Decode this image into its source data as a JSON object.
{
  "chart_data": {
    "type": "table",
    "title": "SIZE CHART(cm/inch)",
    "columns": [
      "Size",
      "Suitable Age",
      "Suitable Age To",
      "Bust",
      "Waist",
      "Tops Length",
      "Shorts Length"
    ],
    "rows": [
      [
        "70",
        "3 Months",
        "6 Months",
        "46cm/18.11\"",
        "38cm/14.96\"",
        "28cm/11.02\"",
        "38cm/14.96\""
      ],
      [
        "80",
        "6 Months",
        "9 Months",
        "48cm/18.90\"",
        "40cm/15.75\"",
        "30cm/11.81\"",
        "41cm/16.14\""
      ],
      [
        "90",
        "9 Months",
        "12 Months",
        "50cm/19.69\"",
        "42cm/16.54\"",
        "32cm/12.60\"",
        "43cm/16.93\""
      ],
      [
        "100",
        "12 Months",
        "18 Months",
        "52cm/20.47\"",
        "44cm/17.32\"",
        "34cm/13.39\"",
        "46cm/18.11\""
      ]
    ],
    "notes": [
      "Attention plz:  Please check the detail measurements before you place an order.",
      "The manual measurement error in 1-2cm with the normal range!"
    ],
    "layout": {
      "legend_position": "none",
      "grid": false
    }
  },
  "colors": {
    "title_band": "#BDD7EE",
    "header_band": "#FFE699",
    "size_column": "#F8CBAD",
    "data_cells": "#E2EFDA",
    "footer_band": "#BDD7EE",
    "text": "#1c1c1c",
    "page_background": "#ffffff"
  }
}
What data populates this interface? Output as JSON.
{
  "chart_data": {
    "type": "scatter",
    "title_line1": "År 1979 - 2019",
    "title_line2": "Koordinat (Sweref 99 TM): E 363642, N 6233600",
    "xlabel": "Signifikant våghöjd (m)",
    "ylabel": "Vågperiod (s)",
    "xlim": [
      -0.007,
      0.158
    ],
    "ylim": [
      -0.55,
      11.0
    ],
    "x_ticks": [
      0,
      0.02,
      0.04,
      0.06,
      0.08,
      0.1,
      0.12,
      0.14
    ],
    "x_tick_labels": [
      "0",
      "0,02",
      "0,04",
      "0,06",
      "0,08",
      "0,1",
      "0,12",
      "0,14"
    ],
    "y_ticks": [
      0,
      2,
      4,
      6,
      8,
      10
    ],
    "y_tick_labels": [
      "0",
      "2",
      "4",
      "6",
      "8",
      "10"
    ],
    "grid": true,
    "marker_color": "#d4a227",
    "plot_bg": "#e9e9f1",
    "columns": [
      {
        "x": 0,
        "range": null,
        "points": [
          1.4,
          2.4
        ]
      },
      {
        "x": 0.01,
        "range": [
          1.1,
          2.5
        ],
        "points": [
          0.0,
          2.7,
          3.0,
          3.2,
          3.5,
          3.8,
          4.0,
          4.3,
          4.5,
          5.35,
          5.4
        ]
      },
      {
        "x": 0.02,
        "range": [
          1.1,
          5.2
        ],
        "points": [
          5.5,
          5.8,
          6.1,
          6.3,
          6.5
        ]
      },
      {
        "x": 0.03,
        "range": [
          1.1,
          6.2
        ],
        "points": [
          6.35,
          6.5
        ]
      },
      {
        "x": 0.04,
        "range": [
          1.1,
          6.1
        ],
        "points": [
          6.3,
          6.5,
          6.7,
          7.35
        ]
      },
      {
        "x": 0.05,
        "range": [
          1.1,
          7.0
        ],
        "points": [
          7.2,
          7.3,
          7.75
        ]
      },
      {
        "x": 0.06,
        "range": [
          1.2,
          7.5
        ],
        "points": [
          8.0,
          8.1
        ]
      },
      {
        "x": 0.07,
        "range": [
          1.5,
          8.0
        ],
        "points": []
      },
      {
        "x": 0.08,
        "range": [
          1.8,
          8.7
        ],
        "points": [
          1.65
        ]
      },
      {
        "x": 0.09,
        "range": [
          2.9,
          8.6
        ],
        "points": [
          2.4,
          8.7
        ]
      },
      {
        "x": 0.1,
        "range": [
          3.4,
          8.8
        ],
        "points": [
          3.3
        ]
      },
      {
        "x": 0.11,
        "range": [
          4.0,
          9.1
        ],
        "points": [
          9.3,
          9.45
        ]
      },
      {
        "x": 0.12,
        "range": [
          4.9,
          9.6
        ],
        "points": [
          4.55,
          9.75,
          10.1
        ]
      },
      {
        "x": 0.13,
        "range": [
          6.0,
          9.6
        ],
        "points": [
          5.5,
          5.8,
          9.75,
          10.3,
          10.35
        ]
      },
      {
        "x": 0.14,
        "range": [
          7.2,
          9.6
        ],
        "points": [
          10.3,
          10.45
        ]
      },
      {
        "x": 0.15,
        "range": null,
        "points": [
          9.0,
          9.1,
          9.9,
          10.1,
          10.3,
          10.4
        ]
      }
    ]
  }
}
------------------------------
**Problem to solve:** Above are some records; extract every one of them exactly.

**Result below:**
Decode this image into its source data as a JSON object.
{
  "chart_data": {
    "type": "table",
    "title": "SIZE CHART(cm/inch)",
    "columns": [
      "Size",
      "Suitable Age",
      "Suitable Age To",
      "Bust",
      "Waist",
      "Tops Length",
      "Shorts Length"
    ],
    "rows": [
      [
        "70",
        "3 Months",
        "6 Months",
        "46cm/18.11\"",
        "38cm/14.96\"",
        "28cm/11.02\"",
        "38cm/14.96\""
      ],
      [
        "80",
        "6 Months",
        "9 Months",
        "48cm/18.90\"",
        "40cm/15.75\"",
        "30cm/11.81\"",
        "41cm/16.14\""
      ],
      [
        "90",
        "9 Months",
        "12 Months",
        "50cm/19.69\"",
        "42cm/16.54\"",
        "32cm/12.60\"",
        "43cm/16.93\""
      ],
      [
        "100",
        "12 Months",
        "18 Months",
        "52cm/20.47\"",
        "44cm/17.32\"",
        "34cm/13.39\"",
        "46cm/18.11\""
      ]
    ],
    "notes": [
      "Attention plz:  Please check the detail measurements before you place an order.",
      "The manual measurement error in 1-2cm with the normal range!"
    ],
    "layout": {
      "legend_position": "none",
      "grid": false
    }
  },
  "colors": {
    "title_band": "#BDD7EE",
    "header_band": "#FFE699",
    "size_column": "#F8CBAD",
    "data_cells": "#E2EFDA",
    "footer_band": "#BDD7EE",
    "text": "#1c1c1c",
    "page_background": "#ffffff"
  }
}
What data populates this interface? Output as JSON.
{
  "chart_data": {
    "type": "scatter",
    "title_line1": "År 1979 - 2019",
    "title_line2": "Koordinat (Sweref 99 TM): E 363642, N 6233600",
    "xlabel": "Signifikant våghöjd (m)",
    "ylabel": "Vågperiod (s)",
    "xlim": [
      -0.007,
      0.158
    ],
    "ylim": [
      -0.55,
      11.0
    ],
    "x_ticks": [
      0,
      0.02,
      0.04,
      0.06,
      0.08,
      0.1,
      0.12,
      0.14
    ],
    "x_tick_labels": [
      "0",
      "0,02",
      "0,04",
      "0,06",
      "0,08",
      "0,1",
      "0,12",
      "0,14"
    ],
    "y_ticks": [
      0,
      2,
      4,
      6,
      8,
      10
    ],
    "y_tick_labels": [
      "0",
      "2",
      "4",
      "6",
      "8",
      "10"
    ],
    "grid": true,
    "marker_color": "#d4a227",
    "plot_bg": "#e9e9f1",
    "columns": [
      {
        "x": 0,
        "range": null,
        "points": [
          1.4,
          2.4
        ]
      },
      {
        "x": 0.01,
        "range": [
          1.1,
          2.5
        ],
        "points": [
          0.0,
          2.7,
          3.0,
          3.2,
          3.5,
          3.8,
          4.0,
          4.3,
          4.5,
          5.35,
          5.4
        ]
      },
      {
        "x": 0.02,
        "range": [
          1.1,
          5.2
        ],
        "points": [
          5.5,
          5.8,
          6.1,
          6.3,
          6.5
        ]
      },
      {
        "x": 0.03,
        "range": [
          1.1,
          6.2
        ],
        "points": [
          6.35,
          6.5
        ]
      },
      {
        "x": 0.04,
        "range": [
          1.1,
          6.1
        ],
        "points": [
          6.3,
          6.5,
          6.7,
          7.35
        ]
      },
      {
        "x": 0.05,
        "range": [
          1.1,
          7.0
        ],
        "points": [
          7.2,
          7.3,
          7.75
        ]
      },
      {
        "x": 0.06,
        "range": [
          1.2,
          7.5
        ],
        "points": [
          8.0,
          8.1
        ]
      },
      {
        "x": 0.07,
        "range": [
          1.5,
          8.0
        ],
        "points": []
      },
      {
        "x": 0.08,
        "range": [
          1.8,
          8.7
        ],
        "points": [
          1.65
        ]
      },
      {
        "x": 0.09,
        "range": [
          2.9,
          8.6
        ],
        "points": [
          2.4,
          8.7
        ]
      },
      {
        "x": 0.1,
        "range": [
          3.4,
          8.8
        ],
        "points": [
          3.3
        ]
      },
      {
        "x": 0.11,
        "range": [
          4.0,
          9.1
        ],
        "points": [
          9.3,
          9.45
        ]
      },
      {
        "x": 0.12,
        "range": [
          4.9,
          9.6
        ],
        "points": [
          4.55,
          9.75,
          10.1
        ]
      },
      {
        "x": 0.13,
        "range": [
          6.0,
          9.6
        ],
        "points": [
          5.5,
          5.8,
          9.75,
          10.3,
          10.35
        ]
      },
      {
        "x": 0.14,
        "range": [
          7.2,
          9.6
        ],
        "points": [
          10.3,
          10.45
        ]
      },
      {
        "x": 0.15,
        "range": null,
        "points": [
          9.0,
          9.1,
          9.9,
          10.1,
          10.3,
          10.4
        ]
      }
    ]
  }
}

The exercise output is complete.